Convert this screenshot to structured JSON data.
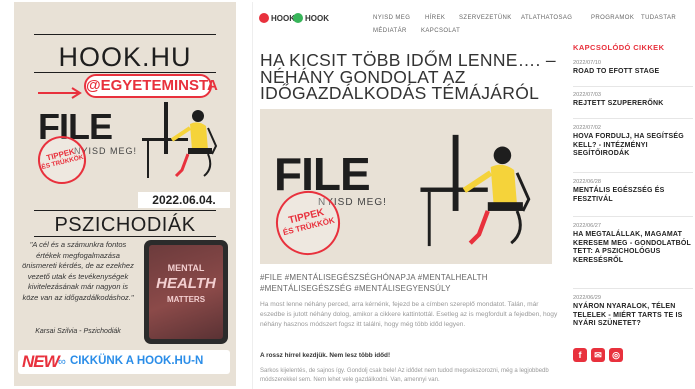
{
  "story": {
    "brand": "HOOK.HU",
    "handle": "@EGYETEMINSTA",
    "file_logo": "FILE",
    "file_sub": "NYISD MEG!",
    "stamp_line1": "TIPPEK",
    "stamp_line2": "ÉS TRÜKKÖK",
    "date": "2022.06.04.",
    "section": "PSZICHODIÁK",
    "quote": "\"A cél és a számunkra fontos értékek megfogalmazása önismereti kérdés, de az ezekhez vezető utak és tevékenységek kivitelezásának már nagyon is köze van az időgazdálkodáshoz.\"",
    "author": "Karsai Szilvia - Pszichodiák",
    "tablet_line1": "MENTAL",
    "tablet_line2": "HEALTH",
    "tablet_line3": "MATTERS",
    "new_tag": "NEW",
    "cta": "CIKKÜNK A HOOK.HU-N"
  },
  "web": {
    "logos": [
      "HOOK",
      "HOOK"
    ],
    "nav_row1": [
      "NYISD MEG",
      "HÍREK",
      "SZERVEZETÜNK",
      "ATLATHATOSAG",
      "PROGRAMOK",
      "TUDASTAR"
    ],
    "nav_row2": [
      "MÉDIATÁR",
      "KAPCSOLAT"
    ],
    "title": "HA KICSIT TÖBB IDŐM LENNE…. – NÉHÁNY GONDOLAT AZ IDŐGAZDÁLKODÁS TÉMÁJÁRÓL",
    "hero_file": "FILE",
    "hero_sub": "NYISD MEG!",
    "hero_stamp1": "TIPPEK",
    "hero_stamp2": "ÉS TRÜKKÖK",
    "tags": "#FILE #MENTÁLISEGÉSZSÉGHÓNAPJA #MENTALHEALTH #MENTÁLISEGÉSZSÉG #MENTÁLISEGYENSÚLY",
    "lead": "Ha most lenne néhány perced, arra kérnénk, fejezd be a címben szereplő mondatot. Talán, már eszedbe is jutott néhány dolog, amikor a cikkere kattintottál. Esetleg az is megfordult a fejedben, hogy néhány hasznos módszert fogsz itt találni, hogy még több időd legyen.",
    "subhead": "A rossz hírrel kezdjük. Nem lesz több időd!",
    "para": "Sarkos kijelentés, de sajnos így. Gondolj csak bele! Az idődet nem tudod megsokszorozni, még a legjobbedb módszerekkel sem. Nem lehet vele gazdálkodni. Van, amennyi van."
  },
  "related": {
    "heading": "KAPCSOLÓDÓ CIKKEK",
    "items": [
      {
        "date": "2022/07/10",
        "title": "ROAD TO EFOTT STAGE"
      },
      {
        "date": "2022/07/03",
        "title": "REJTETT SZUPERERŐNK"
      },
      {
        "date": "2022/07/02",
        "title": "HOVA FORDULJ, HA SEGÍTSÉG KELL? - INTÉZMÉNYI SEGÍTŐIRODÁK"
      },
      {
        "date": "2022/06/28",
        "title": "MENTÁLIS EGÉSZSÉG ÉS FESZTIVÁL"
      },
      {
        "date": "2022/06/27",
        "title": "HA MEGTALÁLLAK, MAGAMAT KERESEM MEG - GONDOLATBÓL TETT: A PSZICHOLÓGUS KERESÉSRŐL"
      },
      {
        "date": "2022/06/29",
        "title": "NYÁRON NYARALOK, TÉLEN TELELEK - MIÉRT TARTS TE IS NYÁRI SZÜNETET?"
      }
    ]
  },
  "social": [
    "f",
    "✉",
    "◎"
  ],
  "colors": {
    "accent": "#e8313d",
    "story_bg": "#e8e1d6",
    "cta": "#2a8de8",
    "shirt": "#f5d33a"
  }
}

________________

Exercise prompt » The data should be printed again unchanged; leave its pictures out.

Full solution »
Convert this screenshot to structured JSON data.
{
  "story": {
    "brand": "HOOK.HU",
    "handle": "@EGYETEMINSTA",
    "file_logo": "FILE",
    "file_sub": "NYISD MEG!",
    "stamp_line1": "TIPPEK",
    "stamp_line2": "ÉS TRÜKKÖK",
    "date": "2022.06.04.",
    "section": "PSZICHODIÁK",
    "quote": "\"A cél és a számunkra fontos értékek megfogalmazása önismereti kérdés, de az ezekhez vezető utak és tevékenységek kivitelezásának már nagyon is köze van az időgazdálkodáshoz.\"",
    "author": "Karsai Szilvia - Pszichodiák",
    "tablet_line1": "MENTAL",
    "tablet_line2": "HEALTH",
    "tablet_line3": "MATTERS",
    "new_tag": "NEW",
    "cta": "CIKKÜNK A HOOK.HU-N"
  },
  "web": {
    "logos": [
      "HOOK",
      "HOOK"
    ],
    "nav_row1": [
      "NYISD MEG",
      "HÍREK",
      "SZERVEZETÜNK",
      "ATLATHATOSAG",
      "PROGRAMOK",
      "TUDASTAR"
    ],
    "nav_row2": [
      "MÉDIATÁR",
      "KAPCSOLAT"
    ],
    "title": "HA KICSIT TÖBB IDŐM LENNE…. – NÉHÁNY GONDOLAT AZ IDŐGAZDÁLKODÁS TÉMÁJÁRÓL",
    "hero_file": "FILE",
    "hero_sub": "NYISD MEG!",
    "hero_stamp1": "TIPPEK",
    "hero_stamp2": "ÉS TRÜKKÖK",
    "tags": "#FILE #MENTÁLISEGÉSZSÉGHÓNAPJA #MENTALHEALTH #MENTÁLISEGÉSZSÉG #MENTÁLISEGYENSÚLY",
    "lead": "Ha most lenne néhány perced, arra kérnénk, fejezd be a címben szereplő mondatot. Talán, már eszedbe is jutott néhány dolog, amikor a cikkere kattintottál. Esetleg az is megfordult a fejedben, hogy néhány hasznos módszert fogsz itt találni, hogy még több időd legyen.",
    "subhead": "A rossz hírrel kezdjük. Nem lesz több időd!",
    "para": "Sarkos kijelentés, de sajnos így. Gondolj csak bele! Az idődet nem tudod megsokszorozni, még a legjobbedb módszerekkel sem. Nem lehet vele gazdálkodni. Van, amennyi van."
  },
  "related": {
    "heading": "KAPCSOLÓDÓ CIKKEK",
    "items": [
      {
        "date": "2022/07/10",
        "title": "ROAD TO EFOTT STAGE"
      },
      {
        "date": "2022/07/03",
        "title": "REJTETT SZUPERERŐNK"
      },
      {
        "date": "2022/07/02",
        "title": "HOVA FORDULJ, HA SEGÍTSÉG KELL? - INTÉZMÉNYI SEGÍTŐIRODÁK"
      },
      {
        "date": "2022/06/28",
        "title": "MENTÁLIS EGÉSZSÉG ÉS FESZTIVÁL"
      },
      {
        "date": "2022/06/27",
        "title": "HA MEGTALÁLLAK, MAGAMAT KERESEM MEG - GONDOLATBÓL TETT: A PSZICHOLÓGUS KERESÉSRŐL"
      },
      {
        "date": "2022/06/29",
        "title": "NYÁRON NYARALOK, TÉLEN TELELEK - MIÉRT TARTS TE IS NYÁRI SZÜNETET?"
      }
    ]
  },
  "social": [
    "f",
    "✉",
    "◎"
  ],
  "colors": {
    "accent": "#e8313d",
    "story_bg": "#e8e1d6",
    "cta": "#2a8de8",
    "shirt": "#f5d33a"
  }
}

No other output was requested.